#### INPUT

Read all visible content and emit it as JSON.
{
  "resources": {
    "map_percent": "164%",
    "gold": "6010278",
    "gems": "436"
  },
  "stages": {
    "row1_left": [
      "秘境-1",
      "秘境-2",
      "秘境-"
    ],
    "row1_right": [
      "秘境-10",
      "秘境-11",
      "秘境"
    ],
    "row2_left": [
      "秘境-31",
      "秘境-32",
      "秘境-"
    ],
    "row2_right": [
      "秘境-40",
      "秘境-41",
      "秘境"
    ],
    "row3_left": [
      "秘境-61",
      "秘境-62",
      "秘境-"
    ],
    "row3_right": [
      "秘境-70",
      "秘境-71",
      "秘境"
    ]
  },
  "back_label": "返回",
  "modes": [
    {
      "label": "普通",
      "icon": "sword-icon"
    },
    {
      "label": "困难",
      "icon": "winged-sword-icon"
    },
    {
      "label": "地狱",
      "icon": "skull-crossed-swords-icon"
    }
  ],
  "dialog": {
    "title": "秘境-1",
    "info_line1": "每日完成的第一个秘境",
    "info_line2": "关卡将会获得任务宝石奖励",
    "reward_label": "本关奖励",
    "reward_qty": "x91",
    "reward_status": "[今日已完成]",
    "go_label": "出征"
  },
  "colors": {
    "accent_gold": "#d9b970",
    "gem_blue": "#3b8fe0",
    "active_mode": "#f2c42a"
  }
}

########

> WHAT NEEDS TO BE DONE:
Please reproduce every line of the material word for word.

> RESULT FOR THIS EXERCISE:
Read all visible content and emit it as JSON.
{
  "resources": {
    "map_percent": "164%",
    "gold": "6010278",
    "gems": "436"
  },
  "stages": {
    "row1_left": [
      "秘境-1",
      "秘境-2",
      "秘境-"
    ],
    "row1_right": [
      "秘境-10",
      "秘境-11",
      "秘境"
    ],
    "row2_left": [
      "秘境-31",
      "秘境-32",
      "秘境-"
    ],
    "row2_right": [
      "秘境-40",
      "秘境-41",
      "秘境"
    ],
    "row3_left": [
      "秘境-61",
      "秘境-62",
      "秘境-"
    ],
    "row3_right": [
      "秘境-70",
      "秘境-71",
      "秘境"
    ]
  },
  "back_label": "返回",
  "modes": [
    {
      "label": "普通",
      "icon": "sword-icon"
    },
    {
      "label": "困难",
      "icon": "winged-sword-icon"
    },
    {
      "label": "地狱",
      "icon": "skull-crossed-swords-icon"
    }
  ],
  "dialog": {
    "title": "秘境-1",
    "info_line1": "每日完成的第一个秘境",
    "info_line2": "关卡将会获得任务宝石奖励",
    "reward_label": "本关奖励",
    "reward_qty": "x91",
    "reward_status": "[今日已完成]",
    "go_label": "出征"
  },
  "colors": {
    "accent_gold": "#d9b970",
    "gem_blue": "#3b8fe0",
    "active_mode": "#f2c42a"
  }
}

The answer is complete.